-- start --

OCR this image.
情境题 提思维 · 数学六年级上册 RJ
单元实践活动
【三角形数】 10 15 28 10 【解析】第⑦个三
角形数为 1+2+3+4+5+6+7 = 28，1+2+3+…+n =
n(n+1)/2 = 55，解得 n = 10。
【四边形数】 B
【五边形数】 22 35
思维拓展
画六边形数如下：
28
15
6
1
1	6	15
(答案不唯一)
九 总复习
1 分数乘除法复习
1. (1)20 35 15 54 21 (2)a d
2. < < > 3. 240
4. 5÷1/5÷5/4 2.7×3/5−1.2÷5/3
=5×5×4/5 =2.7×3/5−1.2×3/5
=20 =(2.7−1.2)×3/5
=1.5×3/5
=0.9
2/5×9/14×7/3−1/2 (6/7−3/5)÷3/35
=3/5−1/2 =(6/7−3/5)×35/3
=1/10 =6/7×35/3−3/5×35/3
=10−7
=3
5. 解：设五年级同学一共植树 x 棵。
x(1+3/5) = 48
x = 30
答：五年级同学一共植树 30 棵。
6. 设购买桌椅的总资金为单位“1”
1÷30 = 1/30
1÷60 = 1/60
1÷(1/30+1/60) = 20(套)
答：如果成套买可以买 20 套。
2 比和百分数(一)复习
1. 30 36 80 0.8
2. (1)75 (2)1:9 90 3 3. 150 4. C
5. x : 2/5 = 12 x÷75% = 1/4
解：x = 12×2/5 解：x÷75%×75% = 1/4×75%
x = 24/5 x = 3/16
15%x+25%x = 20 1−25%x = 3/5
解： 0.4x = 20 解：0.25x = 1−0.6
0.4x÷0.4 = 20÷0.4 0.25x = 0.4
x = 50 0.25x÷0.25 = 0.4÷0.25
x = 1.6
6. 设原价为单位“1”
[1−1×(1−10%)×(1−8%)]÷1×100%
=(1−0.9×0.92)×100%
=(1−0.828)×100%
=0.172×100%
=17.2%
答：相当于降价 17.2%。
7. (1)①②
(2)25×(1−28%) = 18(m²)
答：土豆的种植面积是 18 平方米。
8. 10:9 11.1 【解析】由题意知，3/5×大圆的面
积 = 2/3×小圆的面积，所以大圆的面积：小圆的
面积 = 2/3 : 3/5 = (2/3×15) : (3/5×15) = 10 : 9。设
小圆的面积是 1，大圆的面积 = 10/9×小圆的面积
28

-- end --

**Exercise**
Reproduce each line of the entries in which the word "小圆的面积" is found.

**Reply**
积 = 2/3×小圆的面积，所以大圆的面积：小圆的
小圆的面积是 1，大圆的面积 = 10/9×小圆的面积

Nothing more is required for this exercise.